- TASK
What is the number of lines in the entries below that include the word "this"? Provide the number only.

- ITEMS
● ● ● ● ● ● ●

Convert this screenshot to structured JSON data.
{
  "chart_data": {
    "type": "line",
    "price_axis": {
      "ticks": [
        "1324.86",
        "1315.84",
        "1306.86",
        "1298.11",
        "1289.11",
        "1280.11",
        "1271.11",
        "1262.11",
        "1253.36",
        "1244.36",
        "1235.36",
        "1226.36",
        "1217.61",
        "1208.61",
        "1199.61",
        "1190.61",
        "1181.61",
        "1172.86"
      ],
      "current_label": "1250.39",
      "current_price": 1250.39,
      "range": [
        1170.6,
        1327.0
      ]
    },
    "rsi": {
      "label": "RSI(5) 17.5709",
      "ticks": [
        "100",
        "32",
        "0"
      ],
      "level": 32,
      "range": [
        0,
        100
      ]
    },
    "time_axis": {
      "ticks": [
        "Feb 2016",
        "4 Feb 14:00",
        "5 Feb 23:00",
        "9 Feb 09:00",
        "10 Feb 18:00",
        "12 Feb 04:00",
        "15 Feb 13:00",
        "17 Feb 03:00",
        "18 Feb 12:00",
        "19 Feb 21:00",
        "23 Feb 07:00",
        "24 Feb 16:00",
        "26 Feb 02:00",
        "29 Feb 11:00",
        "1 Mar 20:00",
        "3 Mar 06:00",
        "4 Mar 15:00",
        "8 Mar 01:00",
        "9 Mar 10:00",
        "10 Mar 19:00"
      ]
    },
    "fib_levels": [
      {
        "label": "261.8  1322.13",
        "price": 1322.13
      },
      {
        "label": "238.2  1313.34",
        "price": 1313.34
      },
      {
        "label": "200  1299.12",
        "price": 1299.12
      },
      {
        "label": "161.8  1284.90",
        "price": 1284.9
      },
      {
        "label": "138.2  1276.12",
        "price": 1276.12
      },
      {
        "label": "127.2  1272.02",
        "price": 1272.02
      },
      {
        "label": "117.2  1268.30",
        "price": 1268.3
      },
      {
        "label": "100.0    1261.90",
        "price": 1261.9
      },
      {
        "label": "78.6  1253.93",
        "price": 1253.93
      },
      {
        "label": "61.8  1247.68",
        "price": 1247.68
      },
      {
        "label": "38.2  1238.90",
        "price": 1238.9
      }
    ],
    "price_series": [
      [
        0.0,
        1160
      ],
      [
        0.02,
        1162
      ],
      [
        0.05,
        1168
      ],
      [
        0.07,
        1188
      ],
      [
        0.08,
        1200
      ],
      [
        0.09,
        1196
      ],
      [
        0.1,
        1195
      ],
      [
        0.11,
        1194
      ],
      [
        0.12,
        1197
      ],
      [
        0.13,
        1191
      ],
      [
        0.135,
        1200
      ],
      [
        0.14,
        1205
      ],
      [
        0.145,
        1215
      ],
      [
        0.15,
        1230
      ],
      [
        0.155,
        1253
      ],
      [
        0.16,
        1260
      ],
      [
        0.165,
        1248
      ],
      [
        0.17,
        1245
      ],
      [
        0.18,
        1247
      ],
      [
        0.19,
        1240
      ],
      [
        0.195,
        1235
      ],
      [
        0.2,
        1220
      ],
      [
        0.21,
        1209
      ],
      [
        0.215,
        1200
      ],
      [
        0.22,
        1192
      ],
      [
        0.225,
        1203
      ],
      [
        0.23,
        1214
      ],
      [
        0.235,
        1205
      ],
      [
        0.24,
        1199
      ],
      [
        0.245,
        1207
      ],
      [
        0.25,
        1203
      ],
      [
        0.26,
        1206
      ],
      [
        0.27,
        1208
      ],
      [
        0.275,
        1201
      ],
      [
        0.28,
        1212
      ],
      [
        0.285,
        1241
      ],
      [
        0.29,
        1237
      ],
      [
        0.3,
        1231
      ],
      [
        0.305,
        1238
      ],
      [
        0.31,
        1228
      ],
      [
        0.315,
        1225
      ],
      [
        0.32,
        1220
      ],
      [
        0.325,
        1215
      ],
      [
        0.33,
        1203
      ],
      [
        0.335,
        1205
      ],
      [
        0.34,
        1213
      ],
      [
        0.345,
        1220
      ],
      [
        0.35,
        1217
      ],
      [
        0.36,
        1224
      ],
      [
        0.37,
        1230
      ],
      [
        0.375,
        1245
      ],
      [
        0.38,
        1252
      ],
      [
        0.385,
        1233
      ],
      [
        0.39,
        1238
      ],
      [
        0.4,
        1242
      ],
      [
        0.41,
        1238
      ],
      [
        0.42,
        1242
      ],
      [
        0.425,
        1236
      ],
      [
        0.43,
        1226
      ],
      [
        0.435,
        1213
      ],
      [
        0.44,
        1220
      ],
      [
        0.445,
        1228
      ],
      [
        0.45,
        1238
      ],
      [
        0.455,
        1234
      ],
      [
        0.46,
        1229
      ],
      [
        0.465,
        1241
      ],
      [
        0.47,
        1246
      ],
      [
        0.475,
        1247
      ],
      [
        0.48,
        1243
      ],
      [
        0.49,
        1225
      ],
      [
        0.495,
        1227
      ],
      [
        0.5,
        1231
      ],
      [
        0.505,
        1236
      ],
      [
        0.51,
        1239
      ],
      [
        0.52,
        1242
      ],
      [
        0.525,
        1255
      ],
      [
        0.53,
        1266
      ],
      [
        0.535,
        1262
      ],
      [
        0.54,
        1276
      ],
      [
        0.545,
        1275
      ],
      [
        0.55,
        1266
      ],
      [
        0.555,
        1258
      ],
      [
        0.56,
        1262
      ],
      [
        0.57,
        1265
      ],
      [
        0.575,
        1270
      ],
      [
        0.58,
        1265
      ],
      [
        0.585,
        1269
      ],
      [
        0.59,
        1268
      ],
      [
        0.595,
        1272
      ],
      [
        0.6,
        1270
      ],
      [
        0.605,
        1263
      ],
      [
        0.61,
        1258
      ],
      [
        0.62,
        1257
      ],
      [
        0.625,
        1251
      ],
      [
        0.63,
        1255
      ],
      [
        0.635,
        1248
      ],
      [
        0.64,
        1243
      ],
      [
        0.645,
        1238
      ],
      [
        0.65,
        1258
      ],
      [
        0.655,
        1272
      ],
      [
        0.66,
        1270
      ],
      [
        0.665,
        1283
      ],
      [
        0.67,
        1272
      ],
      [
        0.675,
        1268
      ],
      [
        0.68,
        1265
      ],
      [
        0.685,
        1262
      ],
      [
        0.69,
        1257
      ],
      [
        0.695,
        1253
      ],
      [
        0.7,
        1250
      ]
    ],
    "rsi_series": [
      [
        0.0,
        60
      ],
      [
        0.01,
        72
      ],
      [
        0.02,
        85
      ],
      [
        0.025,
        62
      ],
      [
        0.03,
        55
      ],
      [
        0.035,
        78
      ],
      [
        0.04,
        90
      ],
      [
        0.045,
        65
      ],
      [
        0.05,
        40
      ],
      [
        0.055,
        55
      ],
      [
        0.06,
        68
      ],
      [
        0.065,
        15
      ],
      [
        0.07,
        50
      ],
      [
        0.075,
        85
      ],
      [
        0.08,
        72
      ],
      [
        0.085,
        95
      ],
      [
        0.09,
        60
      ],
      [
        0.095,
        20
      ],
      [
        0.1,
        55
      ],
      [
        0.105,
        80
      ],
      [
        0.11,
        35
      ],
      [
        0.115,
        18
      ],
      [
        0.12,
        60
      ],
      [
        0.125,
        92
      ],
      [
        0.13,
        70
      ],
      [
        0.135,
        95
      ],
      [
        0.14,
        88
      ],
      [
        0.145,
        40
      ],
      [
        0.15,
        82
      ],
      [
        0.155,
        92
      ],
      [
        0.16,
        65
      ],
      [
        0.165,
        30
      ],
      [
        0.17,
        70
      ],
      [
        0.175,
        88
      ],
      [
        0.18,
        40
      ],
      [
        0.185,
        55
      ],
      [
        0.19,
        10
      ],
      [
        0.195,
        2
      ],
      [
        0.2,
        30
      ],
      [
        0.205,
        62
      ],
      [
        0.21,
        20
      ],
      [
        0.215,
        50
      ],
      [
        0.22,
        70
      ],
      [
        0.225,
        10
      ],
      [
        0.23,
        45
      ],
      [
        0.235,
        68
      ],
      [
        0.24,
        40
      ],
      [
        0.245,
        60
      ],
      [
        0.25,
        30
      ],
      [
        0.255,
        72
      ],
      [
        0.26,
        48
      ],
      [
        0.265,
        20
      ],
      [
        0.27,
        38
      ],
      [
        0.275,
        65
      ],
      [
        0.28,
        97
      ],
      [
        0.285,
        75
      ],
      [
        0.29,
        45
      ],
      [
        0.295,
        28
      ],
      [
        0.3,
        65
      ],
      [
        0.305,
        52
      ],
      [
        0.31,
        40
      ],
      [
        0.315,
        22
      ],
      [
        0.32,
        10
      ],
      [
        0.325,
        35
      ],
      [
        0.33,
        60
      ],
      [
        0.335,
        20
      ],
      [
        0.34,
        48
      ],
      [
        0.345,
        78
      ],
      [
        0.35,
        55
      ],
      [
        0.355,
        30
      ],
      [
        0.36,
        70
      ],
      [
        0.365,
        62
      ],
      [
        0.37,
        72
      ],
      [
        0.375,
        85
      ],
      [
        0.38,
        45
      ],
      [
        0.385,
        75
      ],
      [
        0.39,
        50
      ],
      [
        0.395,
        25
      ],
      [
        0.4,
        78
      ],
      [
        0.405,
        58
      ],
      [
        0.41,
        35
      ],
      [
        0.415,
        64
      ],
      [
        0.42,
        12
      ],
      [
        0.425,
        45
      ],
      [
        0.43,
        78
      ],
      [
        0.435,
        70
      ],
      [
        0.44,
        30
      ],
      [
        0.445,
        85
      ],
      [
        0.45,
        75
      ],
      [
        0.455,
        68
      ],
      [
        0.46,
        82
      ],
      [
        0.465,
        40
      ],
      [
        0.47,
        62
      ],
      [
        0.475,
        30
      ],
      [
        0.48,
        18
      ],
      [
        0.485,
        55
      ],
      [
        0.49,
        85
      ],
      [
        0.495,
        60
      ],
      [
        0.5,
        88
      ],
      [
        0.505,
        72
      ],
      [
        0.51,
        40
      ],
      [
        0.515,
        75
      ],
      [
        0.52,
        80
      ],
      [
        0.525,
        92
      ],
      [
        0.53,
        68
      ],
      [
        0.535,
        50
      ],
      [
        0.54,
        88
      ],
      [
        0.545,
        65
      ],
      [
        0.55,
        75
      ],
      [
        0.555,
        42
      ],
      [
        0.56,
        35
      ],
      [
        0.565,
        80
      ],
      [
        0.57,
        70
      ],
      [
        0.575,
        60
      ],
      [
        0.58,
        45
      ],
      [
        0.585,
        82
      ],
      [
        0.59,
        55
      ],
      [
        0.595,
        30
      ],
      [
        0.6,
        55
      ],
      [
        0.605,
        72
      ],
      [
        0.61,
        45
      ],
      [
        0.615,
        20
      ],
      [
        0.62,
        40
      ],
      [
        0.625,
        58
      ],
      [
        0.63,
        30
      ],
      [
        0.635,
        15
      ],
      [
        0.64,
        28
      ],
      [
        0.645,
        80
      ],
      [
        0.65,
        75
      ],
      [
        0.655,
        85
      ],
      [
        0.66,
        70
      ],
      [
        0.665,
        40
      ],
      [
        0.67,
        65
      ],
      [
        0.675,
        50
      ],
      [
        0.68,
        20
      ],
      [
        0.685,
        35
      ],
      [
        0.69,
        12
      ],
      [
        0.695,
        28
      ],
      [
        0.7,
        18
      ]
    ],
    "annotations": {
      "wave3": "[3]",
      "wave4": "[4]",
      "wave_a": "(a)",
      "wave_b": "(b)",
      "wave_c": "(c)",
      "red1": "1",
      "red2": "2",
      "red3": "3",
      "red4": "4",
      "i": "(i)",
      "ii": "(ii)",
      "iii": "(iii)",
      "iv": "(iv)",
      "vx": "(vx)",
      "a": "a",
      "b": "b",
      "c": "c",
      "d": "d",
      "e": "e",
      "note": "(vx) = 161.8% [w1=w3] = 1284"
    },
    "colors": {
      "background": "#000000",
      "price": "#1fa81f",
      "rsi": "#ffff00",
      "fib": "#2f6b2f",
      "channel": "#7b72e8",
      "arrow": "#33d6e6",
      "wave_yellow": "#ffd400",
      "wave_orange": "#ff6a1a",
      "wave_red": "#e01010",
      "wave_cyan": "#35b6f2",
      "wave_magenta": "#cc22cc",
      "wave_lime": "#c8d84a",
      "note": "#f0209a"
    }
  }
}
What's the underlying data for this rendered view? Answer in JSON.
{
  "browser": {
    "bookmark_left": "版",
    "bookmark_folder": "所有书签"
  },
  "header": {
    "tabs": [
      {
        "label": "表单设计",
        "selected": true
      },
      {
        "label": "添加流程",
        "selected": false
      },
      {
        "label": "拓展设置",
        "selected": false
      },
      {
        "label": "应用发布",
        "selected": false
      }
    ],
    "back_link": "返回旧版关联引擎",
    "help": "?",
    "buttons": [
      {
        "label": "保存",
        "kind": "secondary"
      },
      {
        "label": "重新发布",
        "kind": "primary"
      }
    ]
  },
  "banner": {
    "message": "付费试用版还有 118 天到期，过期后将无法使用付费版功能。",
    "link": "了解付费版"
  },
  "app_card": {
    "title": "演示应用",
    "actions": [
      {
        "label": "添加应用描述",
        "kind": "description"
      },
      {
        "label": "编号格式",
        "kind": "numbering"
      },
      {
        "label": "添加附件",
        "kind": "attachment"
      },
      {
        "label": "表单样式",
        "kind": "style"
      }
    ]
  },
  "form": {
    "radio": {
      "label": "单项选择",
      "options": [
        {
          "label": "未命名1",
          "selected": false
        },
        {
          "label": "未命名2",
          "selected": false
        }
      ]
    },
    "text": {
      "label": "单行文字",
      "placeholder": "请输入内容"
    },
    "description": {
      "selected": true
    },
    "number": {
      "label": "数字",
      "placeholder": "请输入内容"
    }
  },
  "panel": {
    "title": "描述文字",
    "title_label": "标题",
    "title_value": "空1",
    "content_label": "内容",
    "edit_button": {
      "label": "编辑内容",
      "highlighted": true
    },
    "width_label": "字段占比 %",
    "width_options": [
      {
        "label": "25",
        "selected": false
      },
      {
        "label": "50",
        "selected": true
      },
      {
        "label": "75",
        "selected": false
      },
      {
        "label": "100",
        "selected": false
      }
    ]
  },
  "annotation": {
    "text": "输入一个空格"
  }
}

● ● ● ● ● ● ●

- ANSWER IN FULL
2